[Start of RECORD EXTRACTS]

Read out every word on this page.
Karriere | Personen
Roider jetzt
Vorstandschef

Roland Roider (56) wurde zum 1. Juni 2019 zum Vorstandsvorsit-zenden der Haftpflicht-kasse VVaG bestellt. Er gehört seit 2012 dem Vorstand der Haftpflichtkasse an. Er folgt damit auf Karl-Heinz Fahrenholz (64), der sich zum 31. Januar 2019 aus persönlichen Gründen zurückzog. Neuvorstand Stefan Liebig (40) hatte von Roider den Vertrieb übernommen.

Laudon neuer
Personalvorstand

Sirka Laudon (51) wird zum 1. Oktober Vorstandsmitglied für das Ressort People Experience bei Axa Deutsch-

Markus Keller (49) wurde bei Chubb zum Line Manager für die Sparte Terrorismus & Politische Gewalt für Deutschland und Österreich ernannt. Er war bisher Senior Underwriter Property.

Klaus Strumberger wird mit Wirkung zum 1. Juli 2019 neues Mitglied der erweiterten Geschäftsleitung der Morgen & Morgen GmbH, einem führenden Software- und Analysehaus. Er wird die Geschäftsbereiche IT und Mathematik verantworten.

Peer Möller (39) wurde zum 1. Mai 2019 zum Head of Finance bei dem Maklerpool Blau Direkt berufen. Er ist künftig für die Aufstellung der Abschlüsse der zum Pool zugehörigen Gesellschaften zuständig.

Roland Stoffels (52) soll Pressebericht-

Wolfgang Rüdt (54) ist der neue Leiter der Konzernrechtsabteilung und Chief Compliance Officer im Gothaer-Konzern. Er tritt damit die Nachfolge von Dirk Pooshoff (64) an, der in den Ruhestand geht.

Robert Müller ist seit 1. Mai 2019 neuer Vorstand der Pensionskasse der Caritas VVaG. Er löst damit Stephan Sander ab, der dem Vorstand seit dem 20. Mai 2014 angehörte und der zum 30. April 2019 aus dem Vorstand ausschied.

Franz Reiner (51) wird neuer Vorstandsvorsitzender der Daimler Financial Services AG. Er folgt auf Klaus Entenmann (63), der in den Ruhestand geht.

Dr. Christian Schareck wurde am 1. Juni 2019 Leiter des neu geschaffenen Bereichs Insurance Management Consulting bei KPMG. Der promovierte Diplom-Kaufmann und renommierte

[End of RECORD EXTRACTS]

- _GOAL_: Every line of the material must be returned exactly as it appears.

- _COMPLETE RESPONSE_:
Read out every word on this page.
Karriere | Personen
Roider jetzt
Vorstandschef

Roland Roider (56) wurde zum 1. Juni 2019 zum Vorstandsvorsit-zenden der Haftpflicht-kasse VVaG bestellt. Er gehört seit 2012 dem Vorstand der Haftpflichtkasse an. Er folgt damit auf Karl-Heinz Fahrenholz (64), der sich zum 31. Januar 2019 aus persönlichen Gründen zurückzog. Neuvorstand Stefan Liebig (40) hatte von Roider den Vertrieb übernommen.

Laudon neuer
Personalvorstand

Sirka Laudon (51) wird zum 1. Oktober Vorstandsmitglied für das Ressort People Experience bei Axa Deutsch-

Markus Keller (49) wurde bei Chubb zum Line Manager für die Sparte Terrorismus & Politische Gewalt für Deutschland und Österreich ernannt. Er war bisher Senior Underwriter Property.

Klaus Strumberger wird mit Wirkung zum 1. Juli 2019 neues Mitglied der erweiterten Geschäftsleitung der Morgen & Morgen GmbH, einem führenden Software- und Analysehaus. Er wird die Geschäftsbereiche IT und Mathematik verantworten.

Peer Möller (39) wurde zum 1. Mai 2019 zum Head of Finance bei dem Maklerpool Blau Direkt berufen. Er ist künftig für die Aufstellung der Abschlüsse der zum Pool zugehörigen Gesellschaften zuständig.

Roland Stoffels (52) soll Pressebericht-

Wolfgang Rüdt (54) ist der neue Leiter der Konzernrechtsabteilung und Chief Compliance Officer im Gothaer-Konzern. Er tritt damit die Nachfolge von Dirk Pooshoff (64) an, der in den Ruhestand geht.

Robert Müller ist seit 1. Mai 2019 neuer Vorstand der Pensionskasse der Caritas VVaG. Er löst damit Stephan Sander ab, der dem Vorstand seit dem 20. Mai 2014 angehörte und der zum 30. April 2019 aus dem Vorstand ausschied.

Franz Reiner (51) wird neuer Vorstandsvorsitzender der Daimler Financial Services AG. Er folgt auf Klaus Entenmann (63), der in den Ruhestand geht.

Dr. Christian Schareck wurde am 1. Juni 2019 Leiter des neu geschaffenen Bereichs Insurance Management Consulting bei KPMG. Der promovierte Diplom-Kaufmann und renommierte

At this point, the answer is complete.